Omit all pictures, then retype the data exactly as given.

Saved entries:
::::::::
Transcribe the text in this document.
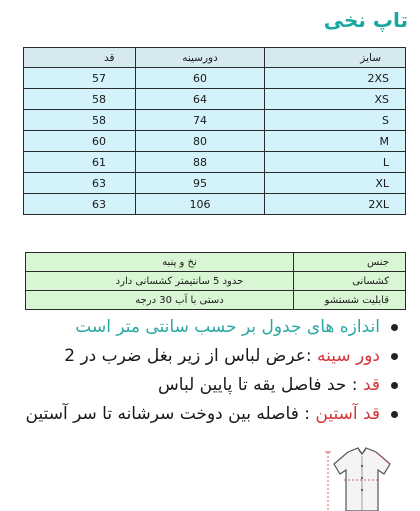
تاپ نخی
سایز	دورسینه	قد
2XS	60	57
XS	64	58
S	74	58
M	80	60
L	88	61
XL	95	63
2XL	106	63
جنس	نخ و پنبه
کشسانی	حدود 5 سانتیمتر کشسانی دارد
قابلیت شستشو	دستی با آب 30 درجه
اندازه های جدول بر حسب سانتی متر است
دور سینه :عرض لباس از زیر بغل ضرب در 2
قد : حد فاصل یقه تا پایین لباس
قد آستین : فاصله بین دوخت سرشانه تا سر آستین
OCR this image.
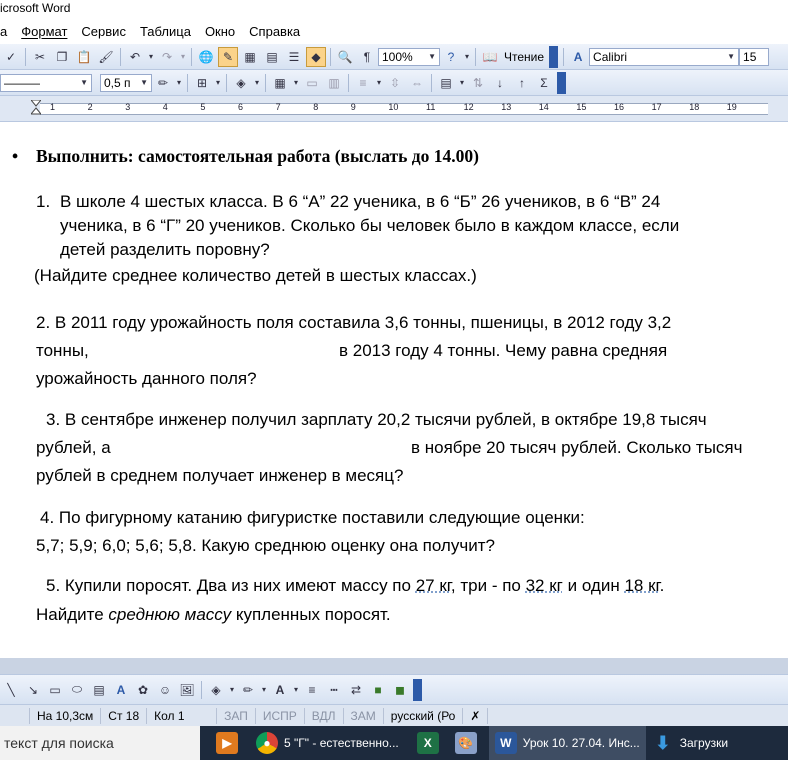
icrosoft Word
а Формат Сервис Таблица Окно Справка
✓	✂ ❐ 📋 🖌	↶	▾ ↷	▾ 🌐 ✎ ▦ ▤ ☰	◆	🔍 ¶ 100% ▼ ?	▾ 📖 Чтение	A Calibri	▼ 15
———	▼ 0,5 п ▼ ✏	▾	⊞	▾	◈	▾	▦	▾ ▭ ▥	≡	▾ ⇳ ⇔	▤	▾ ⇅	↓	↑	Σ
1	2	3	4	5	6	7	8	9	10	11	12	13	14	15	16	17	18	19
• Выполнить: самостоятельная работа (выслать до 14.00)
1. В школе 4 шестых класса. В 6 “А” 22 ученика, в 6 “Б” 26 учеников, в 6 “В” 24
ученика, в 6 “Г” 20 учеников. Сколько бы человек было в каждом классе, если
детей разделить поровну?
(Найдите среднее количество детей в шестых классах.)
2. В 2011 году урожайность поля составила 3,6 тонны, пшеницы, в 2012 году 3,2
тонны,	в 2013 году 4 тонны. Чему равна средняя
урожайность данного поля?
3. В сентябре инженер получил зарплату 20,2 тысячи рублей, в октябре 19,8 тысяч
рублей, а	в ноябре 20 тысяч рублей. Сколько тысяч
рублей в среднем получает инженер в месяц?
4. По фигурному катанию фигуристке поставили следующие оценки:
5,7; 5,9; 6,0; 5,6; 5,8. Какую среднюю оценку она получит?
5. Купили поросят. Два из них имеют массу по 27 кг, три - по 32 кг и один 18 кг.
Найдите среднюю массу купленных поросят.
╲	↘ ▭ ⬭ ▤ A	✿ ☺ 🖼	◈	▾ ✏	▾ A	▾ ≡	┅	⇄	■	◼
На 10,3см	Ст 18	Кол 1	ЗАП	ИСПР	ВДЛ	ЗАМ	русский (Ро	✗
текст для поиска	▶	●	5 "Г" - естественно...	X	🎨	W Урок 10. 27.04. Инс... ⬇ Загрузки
::::::::
> [Task response]:
Transcribe the text in this document.
تاپ نخی
سایز	دورسینه	قد
2XS	60	57
XS	64	58
S	74	58
M	80	60
L	88	61
XL	95	63
2XL	106	63
جنس	نخ و پنبه
کشسانی	حدود 5 سانتیمتر کشسانی دارد
قابلیت شستشو	دستی با آب 30 درجه
اندازه های جدول بر حسب سانتی متر است
دور سینه :عرض لباس از زیر بغل ضرب در 2
قد : حد فاصل یقه تا پایین لباس
قد آستین : فاصله بین دوخت سرشانه تا سر آستین
OCR this image.
icrosoft Word
а Формат Сервис Таблица Окно Справка
✓	✂ ❐ 📋 🖌	↶	▾ ↷	▾ 🌐 ✎ ▦ ▤ ☰	◆	🔍 ¶ 100% ▼ ?	▾ 📖 Чтение	A Calibri	▼ 15
———	▼ 0,5 п ▼ ✏	▾	⊞	▾	◈	▾	▦	▾ ▭ ▥	≡	▾ ⇳ ⇔	▤	▾ ⇅	↓	↑	Σ
1	2	3	4	5	6	7	8	9	10	11	12	13	14	15	16	17	18	19
• Выполнить: самостоятельная работа (выслать до 14.00)
1. В школе 4 шестых класса. В 6 “А” 22 ученика, в 6 “Б” 26 учеников, в 6 “В” 24
ученика, в 6 “Г” 20 учеников. Сколько бы человек было в каждом классе, если
детей разделить поровну?
(Найдите среднее количество детей в шестых классах.)
2. В 2011 году урожайность поля составила 3,6 тонны, пшеницы, в 2012 году 3,2
тонны,	в 2013 году 4 тонны. Чему равна средняя
урожайность данного поля?
3. В сентябре инженер получил зарплату 20,2 тысячи рублей, в октябре 19,8 тысяч
рублей, а	в ноябре 20 тысяч рублей. Сколько тысяч
рублей в среднем получает инженер в месяц?
4. По фигурному катанию фигуристке поставили следующие оценки:
5,7; 5,9; 6,0; 5,6; 5,8. Какую среднюю оценку она получит?
5. Купили поросят. Два из них имеют массу по 27 кг, три - по 32 кг и один 18 кг.
Найдите среднюю массу купленных поросят.
╲	↘ ▭ ⬭ ▤ A	✿ ☺ 🖼	◈	▾ ✏	▾ A	▾ ≡	┅	⇄	■	◼
На 10,3см	Ст 18	Кол 1	ЗАП	ИСПР	ВДЛ	ЗАМ	русский (Ро	✗
текст для поиска	▶	●	5 "Г" - естественно...	X	🎨	W Урок 10. 27.04. Инс... ⬇ Загрузки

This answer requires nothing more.